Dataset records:
----------

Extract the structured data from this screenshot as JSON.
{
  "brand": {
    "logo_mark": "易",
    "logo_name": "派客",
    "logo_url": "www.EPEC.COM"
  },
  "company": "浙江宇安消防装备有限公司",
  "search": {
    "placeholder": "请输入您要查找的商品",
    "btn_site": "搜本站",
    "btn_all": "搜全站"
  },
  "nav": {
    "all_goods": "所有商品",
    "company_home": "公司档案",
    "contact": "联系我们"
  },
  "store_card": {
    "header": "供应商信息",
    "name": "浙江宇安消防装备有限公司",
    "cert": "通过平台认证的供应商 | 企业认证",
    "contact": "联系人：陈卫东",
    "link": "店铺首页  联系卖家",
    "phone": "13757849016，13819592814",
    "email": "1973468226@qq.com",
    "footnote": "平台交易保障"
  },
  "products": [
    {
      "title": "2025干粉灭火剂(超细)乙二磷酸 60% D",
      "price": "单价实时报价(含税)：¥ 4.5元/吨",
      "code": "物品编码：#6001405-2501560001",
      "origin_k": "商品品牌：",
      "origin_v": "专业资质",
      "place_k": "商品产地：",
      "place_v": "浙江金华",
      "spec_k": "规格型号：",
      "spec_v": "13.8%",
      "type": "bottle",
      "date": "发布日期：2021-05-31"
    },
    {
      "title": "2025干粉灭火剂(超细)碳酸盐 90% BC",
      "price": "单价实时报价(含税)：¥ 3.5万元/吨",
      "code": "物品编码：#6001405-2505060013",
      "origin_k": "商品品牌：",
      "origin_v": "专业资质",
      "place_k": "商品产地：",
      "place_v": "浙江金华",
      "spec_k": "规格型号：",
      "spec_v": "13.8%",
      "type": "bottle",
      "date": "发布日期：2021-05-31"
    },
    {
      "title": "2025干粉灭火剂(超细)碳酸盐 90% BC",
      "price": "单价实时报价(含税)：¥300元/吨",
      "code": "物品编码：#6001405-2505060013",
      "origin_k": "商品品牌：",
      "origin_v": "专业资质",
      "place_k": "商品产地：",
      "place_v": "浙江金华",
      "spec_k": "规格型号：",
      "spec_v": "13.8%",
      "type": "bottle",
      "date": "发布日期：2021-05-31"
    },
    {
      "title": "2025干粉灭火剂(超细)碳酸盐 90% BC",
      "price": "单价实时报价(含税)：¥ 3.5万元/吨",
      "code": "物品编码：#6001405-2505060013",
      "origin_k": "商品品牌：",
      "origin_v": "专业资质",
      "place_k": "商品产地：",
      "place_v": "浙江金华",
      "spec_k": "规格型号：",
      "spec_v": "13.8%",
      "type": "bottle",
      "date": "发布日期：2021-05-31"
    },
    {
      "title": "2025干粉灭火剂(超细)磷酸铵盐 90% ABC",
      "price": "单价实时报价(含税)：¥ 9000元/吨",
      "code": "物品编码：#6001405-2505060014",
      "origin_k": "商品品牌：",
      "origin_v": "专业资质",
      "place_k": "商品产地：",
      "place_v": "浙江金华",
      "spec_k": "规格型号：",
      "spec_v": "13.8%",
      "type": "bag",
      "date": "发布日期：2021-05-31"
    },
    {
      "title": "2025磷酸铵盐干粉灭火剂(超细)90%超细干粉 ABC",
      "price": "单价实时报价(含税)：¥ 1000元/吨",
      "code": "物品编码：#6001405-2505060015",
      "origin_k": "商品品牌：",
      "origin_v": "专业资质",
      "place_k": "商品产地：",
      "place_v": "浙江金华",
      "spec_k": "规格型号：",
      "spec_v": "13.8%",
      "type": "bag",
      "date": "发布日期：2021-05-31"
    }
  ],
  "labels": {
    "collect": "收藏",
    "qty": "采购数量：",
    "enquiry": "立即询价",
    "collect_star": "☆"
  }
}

----------

Description of the task —
Write all of the records out again exactly.

Task response —
Extract the structured data from this screenshot as JSON.
{
  "brand": {
    "logo_mark": "易",
    "logo_name": "派客",
    "logo_url": "www.EPEC.COM"
  },
  "company": "浙江宇安消防装备有限公司",
  "search": {
    "placeholder": "请输入您要查找的商品",
    "btn_site": "搜本站",
    "btn_all": "搜全站"
  },
  "nav": {
    "all_goods": "所有商品",
    "company_home": "公司档案",
    "contact": "联系我们"
  },
  "store_card": {
    "header": "供应商信息",
    "name": "浙江宇安消防装备有限公司",
    "cert": "通过平台认证的供应商 | 企业认证",
    "contact": "联系人：陈卫东",
    "link": "店铺首页  联系卖家",
    "phone": "13757849016，13819592814",
    "email": "1973468226@qq.com",
    "footnote": "平台交易保障"
  },
  "products": [
    {
      "title": "2025干粉灭火剂(超细)乙二磷酸 60% D",
      "price": "单价实时报价(含税)：¥ 4.5元/吨",
      "code": "物品编码：#6001405-2501560001",
      "origin_k": "商品品牌：",
      "origin_v": "专业资质",
      "place_k": "商品产地：",
      "place_v": "浙江金华",
      "spec_k": "规格型号：",
      "spec_v": "13.8%",
      "type": "bottle",
      "date": "发布日期：2021-05-31"
    },
    {
      "title": "2025干粉灭火剂(超细)碳酸盐 90% BC",
      "price": "单价实时报价(含税)：¥ 3.5万元/吨",
      "code": "物品编码：#6001405-2505060013",
      "origin_k": "商品品牌：",
      "origin_v": "专业资质",
      "place_k": "商品产地：",
      "place_v": "浙江金华",
      "spec_k": "规格型号：",
      "spec_v": "13.8%",
      "type": "bottle",
      "date": "发布日期：2021-05-31"
    },
    {
      "title": "2025干粉灭火剂(超细)碳酸盐 90% BC",
      "price": "单价实时报价(含税)：¥300元/吨",
      "code": "物品编码：#6001405-2505060013",
      "origin_k": "商品品牌：",
      "origin_v": "专业资质",
      "place_k": "商品产地：",
      "place_v": "浙江金华",
      "spec_k": "规格型号：",
      "spec_v": "13.8%",
      "type": "bottle",
      "date": "发布日期：2021-05-31"
    },
    {
      "title": "2025干粉灭火剂(超细)碳酸盐 90% BC",
      "price": "单价实时报价(含税)：¥ 3.5万元/吨",
      "code": "物品编码：#6001405-2505060013",
      "origin_k": "商品品牌：",
      "origin_v": "专业资质",
      "place_k": "商品产地：",
      "place_v": "浙江金华",
      "spec_k": "规格型号：",
      "spec_v": "13.8%",
      "type": "bottle",
      "date": "发布日期：2021-05-31"
    },
    {
      "title": "2025干粉灭火剂(超细)磷酸铵盐 90% ABC",
      "price": "单价实时报价(含税)：¥ 9000元/吨",
      "code": "物品编码：#6001405-2505060014",
      "origin_k": "商品品牌：",
      "origin_v": "专业资质",
      "place_k": "商品产地：",
      "place_v": "浙江金华",
      "spec_k": "规格型号：",
      "spec_v": "13.8%",
      "type": "bag",
      "date": "发布日期：2021-05-31"
    },
    {
      "title": "2025磷酸铵盐干粉灭火剂(超细)90%超细干粉 ABC",
      "price": "单价实时报价(含税)：¥ 1000元/吨",
      "code": "物品编码：#6001405-2505060015",
      "origin_k": "商品品牌：",
      "origin_v": "专业资质",
      "place_k": "商品产地：",
      "place_v": "浙江金华",
      "spec_k": "规格型号：",
      "spec_v": "13.8%",
      "type": "bag",
      "date": "发布日期：2021-05-31"
    }
  ],
  "labels": {
    "collect": "收藏",
    "qty": "采购数量：",
    "enquiry": "立即询价",
    "collect_star": "☆"
  }
}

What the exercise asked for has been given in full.